→ WHAT YOU HAVE TO DO
Locate the lines that hold the string "this". Copy every such line.

———

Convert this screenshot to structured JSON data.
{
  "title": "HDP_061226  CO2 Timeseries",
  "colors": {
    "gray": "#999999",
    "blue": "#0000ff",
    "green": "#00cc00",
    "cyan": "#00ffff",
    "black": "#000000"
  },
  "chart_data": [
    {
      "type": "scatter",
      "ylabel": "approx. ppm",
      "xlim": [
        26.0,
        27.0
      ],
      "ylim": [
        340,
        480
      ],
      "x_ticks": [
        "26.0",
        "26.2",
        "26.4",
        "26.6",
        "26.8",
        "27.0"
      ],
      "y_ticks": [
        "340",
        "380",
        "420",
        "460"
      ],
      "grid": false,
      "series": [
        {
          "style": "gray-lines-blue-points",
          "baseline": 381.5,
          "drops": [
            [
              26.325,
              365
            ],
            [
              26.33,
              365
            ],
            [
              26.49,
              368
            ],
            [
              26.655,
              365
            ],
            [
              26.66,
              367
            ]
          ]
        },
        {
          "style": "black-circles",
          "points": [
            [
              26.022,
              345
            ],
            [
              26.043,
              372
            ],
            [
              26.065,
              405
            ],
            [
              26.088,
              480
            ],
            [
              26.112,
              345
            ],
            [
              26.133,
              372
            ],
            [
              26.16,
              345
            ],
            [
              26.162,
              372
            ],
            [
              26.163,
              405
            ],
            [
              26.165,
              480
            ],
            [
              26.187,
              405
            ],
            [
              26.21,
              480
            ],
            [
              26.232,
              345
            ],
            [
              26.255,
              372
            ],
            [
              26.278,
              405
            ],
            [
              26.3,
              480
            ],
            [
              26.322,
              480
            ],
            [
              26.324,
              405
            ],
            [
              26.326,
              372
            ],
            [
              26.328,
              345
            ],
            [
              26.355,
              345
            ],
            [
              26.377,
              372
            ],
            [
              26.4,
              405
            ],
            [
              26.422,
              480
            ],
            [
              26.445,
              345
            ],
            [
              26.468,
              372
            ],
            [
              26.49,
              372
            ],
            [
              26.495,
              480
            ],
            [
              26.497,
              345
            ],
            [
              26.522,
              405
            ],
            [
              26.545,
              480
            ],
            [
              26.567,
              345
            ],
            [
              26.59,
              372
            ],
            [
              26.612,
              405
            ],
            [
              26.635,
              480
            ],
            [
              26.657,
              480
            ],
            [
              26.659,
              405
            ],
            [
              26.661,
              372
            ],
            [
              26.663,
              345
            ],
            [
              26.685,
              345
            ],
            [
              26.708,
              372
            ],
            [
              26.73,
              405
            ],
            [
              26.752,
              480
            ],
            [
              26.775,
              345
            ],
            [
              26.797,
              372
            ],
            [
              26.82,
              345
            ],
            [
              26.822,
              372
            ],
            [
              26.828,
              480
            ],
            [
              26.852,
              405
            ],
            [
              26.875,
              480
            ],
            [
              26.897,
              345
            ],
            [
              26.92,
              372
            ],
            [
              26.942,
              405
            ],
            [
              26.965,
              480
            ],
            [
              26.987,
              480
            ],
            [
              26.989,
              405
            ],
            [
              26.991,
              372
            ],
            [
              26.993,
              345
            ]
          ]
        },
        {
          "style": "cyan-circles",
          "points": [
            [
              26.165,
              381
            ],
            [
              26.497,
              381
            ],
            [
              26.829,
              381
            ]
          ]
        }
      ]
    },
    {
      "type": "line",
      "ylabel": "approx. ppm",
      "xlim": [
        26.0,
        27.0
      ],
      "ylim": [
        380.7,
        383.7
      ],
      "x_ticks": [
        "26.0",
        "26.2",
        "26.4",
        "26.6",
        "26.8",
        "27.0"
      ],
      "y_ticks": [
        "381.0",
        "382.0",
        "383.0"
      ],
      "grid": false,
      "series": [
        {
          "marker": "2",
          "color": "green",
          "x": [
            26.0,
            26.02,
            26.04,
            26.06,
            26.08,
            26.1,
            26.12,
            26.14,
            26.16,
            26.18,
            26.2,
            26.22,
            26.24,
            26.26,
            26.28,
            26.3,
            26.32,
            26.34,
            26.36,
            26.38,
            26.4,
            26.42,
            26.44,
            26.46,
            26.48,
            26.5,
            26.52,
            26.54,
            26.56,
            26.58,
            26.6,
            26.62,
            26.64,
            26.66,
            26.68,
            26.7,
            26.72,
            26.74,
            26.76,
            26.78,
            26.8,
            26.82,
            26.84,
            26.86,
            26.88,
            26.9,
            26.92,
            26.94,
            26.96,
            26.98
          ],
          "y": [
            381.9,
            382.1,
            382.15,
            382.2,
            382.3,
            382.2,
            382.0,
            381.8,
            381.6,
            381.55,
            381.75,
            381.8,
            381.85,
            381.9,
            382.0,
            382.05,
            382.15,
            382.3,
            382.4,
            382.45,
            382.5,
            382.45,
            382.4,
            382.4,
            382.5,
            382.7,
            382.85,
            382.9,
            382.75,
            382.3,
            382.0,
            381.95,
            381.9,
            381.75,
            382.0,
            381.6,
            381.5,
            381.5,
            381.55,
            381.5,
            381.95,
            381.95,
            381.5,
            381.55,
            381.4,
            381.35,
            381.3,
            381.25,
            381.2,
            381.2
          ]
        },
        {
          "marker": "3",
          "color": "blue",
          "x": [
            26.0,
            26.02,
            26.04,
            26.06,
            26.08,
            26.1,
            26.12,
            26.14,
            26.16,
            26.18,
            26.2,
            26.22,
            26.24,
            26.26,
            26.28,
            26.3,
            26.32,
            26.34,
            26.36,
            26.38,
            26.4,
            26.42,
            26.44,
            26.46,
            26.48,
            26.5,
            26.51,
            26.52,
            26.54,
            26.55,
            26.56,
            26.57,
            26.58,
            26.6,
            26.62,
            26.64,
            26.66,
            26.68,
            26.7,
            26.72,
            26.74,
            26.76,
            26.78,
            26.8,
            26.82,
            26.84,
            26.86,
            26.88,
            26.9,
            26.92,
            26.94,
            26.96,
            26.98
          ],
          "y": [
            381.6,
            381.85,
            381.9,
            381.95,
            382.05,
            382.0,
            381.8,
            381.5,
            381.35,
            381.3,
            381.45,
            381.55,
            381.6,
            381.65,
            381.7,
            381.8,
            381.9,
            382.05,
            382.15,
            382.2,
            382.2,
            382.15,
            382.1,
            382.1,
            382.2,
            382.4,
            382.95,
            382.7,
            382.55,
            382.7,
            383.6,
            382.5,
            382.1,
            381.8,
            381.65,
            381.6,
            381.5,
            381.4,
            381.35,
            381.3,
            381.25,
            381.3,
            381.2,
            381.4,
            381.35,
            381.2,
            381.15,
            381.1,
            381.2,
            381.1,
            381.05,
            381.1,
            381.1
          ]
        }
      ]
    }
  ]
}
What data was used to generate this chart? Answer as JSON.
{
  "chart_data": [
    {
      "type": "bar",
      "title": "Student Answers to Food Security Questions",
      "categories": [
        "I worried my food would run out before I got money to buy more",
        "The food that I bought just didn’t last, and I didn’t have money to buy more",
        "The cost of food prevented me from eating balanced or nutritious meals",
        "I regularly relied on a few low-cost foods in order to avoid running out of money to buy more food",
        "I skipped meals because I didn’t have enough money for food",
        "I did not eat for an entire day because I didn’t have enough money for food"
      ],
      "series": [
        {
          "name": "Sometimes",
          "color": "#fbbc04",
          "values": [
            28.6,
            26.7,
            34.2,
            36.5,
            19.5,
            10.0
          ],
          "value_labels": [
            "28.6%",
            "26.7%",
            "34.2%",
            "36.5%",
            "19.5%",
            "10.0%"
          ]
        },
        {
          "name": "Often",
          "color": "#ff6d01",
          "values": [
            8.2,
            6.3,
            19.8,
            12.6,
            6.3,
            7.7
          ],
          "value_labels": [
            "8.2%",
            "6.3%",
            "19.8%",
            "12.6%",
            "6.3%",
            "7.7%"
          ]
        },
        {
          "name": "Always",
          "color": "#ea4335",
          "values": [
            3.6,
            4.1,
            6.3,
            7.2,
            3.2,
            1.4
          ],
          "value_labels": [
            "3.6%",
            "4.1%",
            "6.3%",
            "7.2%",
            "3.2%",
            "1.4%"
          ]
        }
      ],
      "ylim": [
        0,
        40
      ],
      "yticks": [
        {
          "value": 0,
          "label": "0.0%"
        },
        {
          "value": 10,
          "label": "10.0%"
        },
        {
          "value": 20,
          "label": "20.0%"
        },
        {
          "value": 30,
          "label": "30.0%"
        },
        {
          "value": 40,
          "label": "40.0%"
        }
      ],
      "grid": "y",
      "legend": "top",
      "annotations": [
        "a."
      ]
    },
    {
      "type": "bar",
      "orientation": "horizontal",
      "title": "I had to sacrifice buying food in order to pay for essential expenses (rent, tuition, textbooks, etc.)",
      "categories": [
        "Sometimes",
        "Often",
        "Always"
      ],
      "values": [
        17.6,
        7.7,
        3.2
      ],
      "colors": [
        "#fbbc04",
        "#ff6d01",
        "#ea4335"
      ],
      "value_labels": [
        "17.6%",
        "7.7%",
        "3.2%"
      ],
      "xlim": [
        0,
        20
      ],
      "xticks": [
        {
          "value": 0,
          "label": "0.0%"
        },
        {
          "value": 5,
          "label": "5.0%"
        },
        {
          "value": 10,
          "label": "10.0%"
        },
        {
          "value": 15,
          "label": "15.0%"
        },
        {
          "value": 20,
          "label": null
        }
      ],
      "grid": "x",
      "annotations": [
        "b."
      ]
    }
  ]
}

———

→ ANSWER BELOW
Convert this screenshot to structured JSON data.
What data was used to generate this chart? Answer as JSON.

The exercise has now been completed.